Excerpt from a dataset
_ _ _ _

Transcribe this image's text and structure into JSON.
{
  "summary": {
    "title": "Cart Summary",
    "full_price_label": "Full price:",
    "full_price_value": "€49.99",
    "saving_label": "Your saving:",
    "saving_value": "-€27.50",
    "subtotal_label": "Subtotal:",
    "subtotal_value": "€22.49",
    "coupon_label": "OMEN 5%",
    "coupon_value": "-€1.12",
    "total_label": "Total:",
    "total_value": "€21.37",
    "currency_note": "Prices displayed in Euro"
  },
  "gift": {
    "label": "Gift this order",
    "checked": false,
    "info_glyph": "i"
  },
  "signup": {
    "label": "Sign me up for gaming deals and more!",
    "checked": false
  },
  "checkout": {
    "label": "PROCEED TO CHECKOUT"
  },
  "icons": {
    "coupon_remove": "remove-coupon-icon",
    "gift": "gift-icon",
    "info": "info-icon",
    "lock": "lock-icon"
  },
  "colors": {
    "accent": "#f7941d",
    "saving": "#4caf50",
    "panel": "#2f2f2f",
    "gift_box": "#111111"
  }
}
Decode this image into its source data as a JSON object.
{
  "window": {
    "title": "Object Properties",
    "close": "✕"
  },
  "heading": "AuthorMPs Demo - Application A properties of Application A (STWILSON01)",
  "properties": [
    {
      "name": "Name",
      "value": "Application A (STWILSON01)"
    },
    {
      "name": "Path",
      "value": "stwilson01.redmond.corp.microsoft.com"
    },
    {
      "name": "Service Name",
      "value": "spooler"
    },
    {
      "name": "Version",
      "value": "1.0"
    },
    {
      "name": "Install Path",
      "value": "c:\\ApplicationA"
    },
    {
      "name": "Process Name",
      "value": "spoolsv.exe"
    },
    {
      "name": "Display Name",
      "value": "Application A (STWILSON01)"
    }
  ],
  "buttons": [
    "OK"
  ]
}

_ _ _ _

[The exercise] Would you reproduce the material above in full, exactly as given?

[Written response]
Transcribe this image's text and structure into JSON.
{
  "summary": {
    "title": "Cart Summary",
    "full_price_label": "Full price:",
    "full_price_value": "€49.99",
    "saving_label": "Your saving:",
    "saving_value": "-€27.50",
    "subtotal_label": "Subtotal:",
    "subtotal_value": "€22.49",
    "coupon_label": "OMEN 5%",
    "coupon_value": "-€1.12",
    "total_label": "Total:",
    "total_value": "€21.37",
    "currency_note": "Prices displayed in Euro"
  },
  "gift": {
    "label": "Gift this order",
    "checked": false,
    "info_glyph": "i"
  },
  "signup": {
    "label": "Sign me up for gaming deals and more!",
    "checked": false
  },
  "checkout": {
    "label": "PROCEED TO CHECKOUT"
  },
  "icons": {
    "coupon_remove": "remove-coupon-icon",
    "gift": "gift-icon",
    "info": "info-icon",
    "lock": "lock-icon"
  },
  "colors": {
    "accent": "#f7941d",
    "saving": "#4caf50",
    "panel": "#2f2f2f",
    "gift_box": "#111111"
  }
}
Decode this image into its source data as a JSON object.
{
  "window": {
    "title": "Object Properties",
    "close": "✕"
  },
  "heading": "AuthorMPs Demo - Application A properties of Application A (STWILSON01)",
  "properties": [
    {
      "name": "Name",
      "value": "Application A (STWILSON01)"
    },
    {
      "name": "Path",
      "value": "stwilson01.redmond.corp.microsoft.com"
    },
    {
      "name": "Service Name",
      "value": "spooler"
    },
    {
      "name": "Version",
      "value": "1.0"
    },
    {
      "name": "Install Path",
      "value": "c:\\ApplicationA"
    },
    {
      "name": "Process Name",
      "value": "spoolsv.exe"
    },
    {
      "name": "Display Name",
      "value": "Application A (STWILSON01)"
    }
  ],
  "buttons": [
    "OK"
  ]
}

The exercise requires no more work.